#### O QUE FAZER
Reproduza fielmente o trecho do texto abaixo, sobre os portugueses reconhecidos no estrangeiro, que vai de "É já há algum" até "algum reconhecimento internacional.".

#### TEXTO DE ORIGEM
※
É já há algum tempo que me questiono, com relativa frequência, de qual será a razão que estará por detrás desta quase que automática antipatia nacional que todo o conterrâneo gera, se for caso deste, estar a ter algum reconhecimento internacional.
E nem que são poucos os tuguinhas reconhecidos lá fora. São o em todas as áreas, da ciência ás letras, da arte ao desporto, muitos são os portugueses que trabalham lá fora, ou que trabalhando a partir de cá, vêem lá fora reconhecido o seu trabalho. Não podendo falar muito nos que até são a maioria desses reconhecidos internacionais, que são os milhares de investigadores e outros tipo de profissionais que laboram nas mais prestigiadas multinacionais, ou em organismos não governamentais, e também governamentais. São milhares os portugueses que sendo perfeitos anónimos para a sociedade em geral, têm um enorme contributo na defesa da honra nacional. A esses anónimos, a todos eles, deixo aqui o meu humilde, obrigado!
※
#### REGISTOS FORNECIDOS
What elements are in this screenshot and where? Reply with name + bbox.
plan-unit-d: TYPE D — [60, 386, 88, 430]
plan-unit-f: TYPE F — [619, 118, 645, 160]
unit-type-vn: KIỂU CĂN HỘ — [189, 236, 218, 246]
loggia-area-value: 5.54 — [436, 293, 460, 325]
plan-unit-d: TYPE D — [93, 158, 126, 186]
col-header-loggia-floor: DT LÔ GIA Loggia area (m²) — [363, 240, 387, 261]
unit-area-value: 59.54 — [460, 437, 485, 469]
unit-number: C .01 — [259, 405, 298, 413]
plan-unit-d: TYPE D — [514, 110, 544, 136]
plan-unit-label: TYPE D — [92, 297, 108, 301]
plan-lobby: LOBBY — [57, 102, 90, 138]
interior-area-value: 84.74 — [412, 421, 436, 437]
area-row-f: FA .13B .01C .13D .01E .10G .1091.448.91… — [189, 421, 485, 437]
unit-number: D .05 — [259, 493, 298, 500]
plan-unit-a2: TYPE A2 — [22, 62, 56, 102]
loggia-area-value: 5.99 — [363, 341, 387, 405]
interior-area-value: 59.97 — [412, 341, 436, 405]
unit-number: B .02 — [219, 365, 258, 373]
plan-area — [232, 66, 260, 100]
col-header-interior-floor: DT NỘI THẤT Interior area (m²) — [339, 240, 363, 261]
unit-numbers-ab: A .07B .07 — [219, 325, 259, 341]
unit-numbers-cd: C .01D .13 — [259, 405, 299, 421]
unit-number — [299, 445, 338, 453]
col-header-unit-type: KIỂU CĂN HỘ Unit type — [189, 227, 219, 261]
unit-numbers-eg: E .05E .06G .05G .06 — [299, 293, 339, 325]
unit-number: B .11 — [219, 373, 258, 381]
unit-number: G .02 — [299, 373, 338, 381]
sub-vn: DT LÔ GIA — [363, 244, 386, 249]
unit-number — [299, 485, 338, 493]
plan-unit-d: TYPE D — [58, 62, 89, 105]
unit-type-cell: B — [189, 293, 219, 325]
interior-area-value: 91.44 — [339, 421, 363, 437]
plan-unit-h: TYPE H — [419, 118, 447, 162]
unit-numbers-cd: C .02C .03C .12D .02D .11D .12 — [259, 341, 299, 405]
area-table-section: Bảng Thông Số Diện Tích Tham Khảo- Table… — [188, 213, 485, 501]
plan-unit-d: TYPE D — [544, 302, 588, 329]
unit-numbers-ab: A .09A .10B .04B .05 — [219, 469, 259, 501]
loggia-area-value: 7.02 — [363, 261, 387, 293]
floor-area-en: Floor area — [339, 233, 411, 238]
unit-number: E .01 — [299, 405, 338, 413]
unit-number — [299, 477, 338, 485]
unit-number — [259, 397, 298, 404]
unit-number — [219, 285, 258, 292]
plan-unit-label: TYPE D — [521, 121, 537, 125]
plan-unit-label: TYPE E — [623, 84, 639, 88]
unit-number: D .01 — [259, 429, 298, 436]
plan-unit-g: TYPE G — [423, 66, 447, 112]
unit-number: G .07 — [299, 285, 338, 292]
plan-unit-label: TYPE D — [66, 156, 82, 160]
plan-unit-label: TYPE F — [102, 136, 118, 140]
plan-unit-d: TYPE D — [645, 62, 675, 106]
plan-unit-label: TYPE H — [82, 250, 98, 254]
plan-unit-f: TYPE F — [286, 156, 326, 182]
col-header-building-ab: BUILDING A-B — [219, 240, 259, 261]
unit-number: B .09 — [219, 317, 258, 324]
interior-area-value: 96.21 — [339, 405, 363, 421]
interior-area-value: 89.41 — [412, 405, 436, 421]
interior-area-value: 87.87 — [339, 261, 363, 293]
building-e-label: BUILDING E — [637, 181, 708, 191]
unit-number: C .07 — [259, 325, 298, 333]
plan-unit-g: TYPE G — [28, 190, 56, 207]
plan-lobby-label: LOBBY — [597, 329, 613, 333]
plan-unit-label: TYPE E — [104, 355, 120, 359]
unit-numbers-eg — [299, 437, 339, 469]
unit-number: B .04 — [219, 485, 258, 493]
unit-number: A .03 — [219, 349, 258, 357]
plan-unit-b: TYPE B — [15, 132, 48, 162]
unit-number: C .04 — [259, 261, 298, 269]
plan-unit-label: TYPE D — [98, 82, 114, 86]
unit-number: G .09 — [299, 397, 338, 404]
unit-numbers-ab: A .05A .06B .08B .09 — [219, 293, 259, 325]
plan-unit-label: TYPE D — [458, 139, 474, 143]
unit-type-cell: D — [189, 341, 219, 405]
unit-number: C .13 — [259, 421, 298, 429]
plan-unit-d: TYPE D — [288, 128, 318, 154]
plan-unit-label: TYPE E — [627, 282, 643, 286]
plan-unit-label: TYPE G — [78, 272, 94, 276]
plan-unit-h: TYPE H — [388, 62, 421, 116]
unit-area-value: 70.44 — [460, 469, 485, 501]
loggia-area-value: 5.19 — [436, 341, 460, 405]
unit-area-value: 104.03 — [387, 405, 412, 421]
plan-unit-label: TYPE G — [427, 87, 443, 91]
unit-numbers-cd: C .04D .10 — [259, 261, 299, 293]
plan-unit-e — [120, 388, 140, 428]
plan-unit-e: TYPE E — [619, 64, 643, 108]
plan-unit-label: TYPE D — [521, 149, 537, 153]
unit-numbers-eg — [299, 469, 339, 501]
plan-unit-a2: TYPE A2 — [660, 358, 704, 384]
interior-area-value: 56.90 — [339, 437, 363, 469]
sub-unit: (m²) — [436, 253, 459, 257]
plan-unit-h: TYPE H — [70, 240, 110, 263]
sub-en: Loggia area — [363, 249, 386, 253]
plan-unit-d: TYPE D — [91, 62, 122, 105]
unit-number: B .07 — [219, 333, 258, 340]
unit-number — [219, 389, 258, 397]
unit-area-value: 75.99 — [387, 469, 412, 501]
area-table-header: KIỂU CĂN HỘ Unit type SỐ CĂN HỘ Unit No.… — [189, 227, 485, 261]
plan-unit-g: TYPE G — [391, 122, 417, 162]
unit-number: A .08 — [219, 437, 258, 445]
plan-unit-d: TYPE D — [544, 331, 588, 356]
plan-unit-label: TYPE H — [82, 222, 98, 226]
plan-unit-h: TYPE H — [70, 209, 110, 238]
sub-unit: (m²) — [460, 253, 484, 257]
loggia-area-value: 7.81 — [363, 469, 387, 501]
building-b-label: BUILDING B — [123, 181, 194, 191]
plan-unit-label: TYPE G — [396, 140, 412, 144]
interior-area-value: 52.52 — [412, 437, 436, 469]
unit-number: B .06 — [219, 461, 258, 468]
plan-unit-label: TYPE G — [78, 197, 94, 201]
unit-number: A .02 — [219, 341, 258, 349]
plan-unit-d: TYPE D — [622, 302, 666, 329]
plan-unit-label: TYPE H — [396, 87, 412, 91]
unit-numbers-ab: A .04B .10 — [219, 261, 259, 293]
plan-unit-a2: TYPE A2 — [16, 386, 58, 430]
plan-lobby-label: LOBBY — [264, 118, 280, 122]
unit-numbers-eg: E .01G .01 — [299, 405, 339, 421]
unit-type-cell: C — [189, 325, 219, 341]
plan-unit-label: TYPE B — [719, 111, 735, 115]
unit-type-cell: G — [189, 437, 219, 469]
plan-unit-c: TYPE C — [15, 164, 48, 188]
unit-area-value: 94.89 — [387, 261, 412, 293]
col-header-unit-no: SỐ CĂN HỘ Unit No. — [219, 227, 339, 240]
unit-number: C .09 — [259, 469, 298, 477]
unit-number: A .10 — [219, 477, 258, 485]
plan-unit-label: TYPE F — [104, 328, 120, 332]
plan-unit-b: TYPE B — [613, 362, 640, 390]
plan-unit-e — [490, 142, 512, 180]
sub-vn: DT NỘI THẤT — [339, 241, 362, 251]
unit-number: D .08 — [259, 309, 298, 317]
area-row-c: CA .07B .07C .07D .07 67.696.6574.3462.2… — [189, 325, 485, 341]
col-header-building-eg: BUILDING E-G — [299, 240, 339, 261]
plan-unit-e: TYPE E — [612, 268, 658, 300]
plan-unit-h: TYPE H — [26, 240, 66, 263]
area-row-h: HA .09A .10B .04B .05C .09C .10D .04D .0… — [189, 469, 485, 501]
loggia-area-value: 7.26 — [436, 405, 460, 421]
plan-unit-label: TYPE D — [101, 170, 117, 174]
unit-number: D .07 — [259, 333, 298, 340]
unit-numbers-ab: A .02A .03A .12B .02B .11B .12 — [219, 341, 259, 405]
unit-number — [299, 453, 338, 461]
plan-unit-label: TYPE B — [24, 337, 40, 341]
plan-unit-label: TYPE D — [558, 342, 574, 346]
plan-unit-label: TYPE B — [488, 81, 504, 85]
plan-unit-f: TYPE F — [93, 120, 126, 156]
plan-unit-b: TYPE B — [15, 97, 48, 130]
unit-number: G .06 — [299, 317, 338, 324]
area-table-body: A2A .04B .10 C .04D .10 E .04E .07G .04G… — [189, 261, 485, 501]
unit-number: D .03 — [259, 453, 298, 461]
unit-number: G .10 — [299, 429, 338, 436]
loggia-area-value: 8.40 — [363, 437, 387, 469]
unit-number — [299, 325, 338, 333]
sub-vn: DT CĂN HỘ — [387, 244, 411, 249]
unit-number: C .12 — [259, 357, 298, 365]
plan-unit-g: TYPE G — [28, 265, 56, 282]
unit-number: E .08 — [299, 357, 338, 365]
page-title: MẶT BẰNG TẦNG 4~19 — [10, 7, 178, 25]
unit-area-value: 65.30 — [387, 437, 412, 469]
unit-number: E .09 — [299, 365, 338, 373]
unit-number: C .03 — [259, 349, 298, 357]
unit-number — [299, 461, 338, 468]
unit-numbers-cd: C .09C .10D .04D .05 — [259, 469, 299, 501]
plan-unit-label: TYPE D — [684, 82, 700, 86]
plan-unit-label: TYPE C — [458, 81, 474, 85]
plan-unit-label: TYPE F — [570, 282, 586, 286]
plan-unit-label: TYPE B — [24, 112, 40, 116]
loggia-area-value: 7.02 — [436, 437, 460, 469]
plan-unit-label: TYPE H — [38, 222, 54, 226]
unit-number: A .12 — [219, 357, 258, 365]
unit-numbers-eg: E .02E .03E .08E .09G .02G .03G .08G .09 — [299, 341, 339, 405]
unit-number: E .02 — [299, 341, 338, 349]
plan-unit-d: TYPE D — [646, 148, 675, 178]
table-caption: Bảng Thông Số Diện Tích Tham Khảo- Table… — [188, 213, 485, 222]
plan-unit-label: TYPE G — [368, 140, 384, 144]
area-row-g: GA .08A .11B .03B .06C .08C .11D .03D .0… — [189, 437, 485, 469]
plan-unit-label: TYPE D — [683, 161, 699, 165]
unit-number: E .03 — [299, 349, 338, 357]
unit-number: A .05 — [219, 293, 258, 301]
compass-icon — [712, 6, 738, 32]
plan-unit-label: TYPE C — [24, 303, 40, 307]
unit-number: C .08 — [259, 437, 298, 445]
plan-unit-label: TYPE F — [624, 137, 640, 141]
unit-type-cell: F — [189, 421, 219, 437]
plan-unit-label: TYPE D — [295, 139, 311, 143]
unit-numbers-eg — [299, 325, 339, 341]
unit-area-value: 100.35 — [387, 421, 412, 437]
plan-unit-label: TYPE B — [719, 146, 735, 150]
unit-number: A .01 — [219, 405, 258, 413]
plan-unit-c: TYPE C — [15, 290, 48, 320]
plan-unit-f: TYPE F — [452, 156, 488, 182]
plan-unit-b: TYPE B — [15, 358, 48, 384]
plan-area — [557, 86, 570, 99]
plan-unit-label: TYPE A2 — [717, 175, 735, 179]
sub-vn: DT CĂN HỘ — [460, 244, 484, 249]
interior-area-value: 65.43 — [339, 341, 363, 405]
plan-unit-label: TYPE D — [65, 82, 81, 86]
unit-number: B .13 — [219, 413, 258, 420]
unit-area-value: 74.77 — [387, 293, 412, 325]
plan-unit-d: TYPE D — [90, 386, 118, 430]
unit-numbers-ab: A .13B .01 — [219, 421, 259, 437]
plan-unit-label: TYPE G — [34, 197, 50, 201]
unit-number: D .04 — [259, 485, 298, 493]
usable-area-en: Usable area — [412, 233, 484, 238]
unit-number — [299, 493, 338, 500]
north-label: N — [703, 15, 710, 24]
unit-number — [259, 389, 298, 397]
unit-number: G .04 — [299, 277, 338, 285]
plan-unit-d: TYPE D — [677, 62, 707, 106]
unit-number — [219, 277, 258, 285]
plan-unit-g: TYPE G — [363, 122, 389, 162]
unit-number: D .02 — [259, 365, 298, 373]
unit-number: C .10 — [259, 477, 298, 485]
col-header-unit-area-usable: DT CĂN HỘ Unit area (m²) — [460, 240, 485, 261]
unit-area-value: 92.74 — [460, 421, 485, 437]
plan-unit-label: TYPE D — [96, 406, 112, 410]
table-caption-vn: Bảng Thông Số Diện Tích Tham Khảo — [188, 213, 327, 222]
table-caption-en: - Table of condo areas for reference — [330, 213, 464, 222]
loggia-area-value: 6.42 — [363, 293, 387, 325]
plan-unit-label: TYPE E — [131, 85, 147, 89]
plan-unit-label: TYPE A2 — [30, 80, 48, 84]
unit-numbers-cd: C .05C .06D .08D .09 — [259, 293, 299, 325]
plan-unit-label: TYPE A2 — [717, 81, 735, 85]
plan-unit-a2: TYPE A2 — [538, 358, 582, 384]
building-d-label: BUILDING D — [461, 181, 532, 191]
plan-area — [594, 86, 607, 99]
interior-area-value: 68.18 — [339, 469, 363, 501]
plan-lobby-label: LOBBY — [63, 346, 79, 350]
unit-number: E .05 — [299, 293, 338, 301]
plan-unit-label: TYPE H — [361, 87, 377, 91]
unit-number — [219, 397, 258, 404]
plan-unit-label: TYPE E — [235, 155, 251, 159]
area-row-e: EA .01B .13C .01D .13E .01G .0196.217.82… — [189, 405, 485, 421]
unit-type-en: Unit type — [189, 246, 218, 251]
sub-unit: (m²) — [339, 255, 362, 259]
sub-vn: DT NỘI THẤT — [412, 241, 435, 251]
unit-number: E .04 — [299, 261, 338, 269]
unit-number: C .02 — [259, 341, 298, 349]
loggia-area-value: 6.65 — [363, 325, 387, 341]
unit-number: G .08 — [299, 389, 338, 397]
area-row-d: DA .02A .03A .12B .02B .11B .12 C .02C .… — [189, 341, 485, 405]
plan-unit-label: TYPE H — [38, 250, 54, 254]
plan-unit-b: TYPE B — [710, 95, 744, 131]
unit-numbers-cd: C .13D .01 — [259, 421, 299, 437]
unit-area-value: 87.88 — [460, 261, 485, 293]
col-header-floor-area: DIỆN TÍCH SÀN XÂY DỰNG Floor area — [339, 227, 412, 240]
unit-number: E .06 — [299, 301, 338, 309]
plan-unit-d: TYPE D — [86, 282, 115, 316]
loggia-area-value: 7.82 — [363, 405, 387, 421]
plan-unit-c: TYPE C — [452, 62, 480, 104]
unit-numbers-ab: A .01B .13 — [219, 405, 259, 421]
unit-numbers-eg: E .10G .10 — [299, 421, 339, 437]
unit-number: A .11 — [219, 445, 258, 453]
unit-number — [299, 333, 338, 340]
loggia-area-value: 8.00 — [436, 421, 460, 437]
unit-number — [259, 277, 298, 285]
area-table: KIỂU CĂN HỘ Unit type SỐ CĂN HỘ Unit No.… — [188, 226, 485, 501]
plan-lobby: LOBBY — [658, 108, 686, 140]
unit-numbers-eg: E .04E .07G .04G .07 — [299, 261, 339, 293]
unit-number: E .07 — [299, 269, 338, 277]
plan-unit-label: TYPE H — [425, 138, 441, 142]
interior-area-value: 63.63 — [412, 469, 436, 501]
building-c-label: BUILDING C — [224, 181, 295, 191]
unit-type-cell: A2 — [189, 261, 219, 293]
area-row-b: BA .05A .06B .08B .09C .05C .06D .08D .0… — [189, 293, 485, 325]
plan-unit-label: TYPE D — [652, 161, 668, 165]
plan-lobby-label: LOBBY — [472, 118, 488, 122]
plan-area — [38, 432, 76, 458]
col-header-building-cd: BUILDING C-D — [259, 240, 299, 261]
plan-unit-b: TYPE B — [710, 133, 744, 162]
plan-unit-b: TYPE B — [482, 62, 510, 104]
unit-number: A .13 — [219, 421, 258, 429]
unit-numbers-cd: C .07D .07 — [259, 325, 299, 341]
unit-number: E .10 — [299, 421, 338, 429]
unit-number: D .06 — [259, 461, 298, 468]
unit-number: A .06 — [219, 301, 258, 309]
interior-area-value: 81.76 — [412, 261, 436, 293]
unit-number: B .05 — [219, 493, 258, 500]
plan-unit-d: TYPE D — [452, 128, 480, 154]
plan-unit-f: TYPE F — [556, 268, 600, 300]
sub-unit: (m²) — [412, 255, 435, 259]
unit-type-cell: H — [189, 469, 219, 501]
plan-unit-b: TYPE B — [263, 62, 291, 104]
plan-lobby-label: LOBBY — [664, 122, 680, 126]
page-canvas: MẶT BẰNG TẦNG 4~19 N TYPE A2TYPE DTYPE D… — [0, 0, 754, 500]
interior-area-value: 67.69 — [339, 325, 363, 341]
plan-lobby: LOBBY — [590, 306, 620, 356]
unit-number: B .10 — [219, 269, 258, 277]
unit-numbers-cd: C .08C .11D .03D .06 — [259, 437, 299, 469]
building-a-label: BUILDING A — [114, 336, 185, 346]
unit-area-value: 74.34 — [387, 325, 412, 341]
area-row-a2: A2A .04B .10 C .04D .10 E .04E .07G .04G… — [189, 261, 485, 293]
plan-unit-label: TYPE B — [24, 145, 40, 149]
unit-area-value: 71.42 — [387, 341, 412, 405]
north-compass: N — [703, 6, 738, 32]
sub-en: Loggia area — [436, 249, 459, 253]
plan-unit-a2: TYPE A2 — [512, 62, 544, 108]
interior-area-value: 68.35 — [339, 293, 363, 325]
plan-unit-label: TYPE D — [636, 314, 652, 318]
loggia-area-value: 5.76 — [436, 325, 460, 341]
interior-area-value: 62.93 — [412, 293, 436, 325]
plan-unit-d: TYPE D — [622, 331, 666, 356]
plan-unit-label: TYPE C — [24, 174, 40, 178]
※
#### RESPOSTA ESCRITA
É já há algum tempo que me questiono, com relativa frequência, de qual será a razão que estará por detrás desta quase que automática antipatia nacional que todo o conterrâneo gera, se for caso deste, estar a ter algum reconhecimento internacional.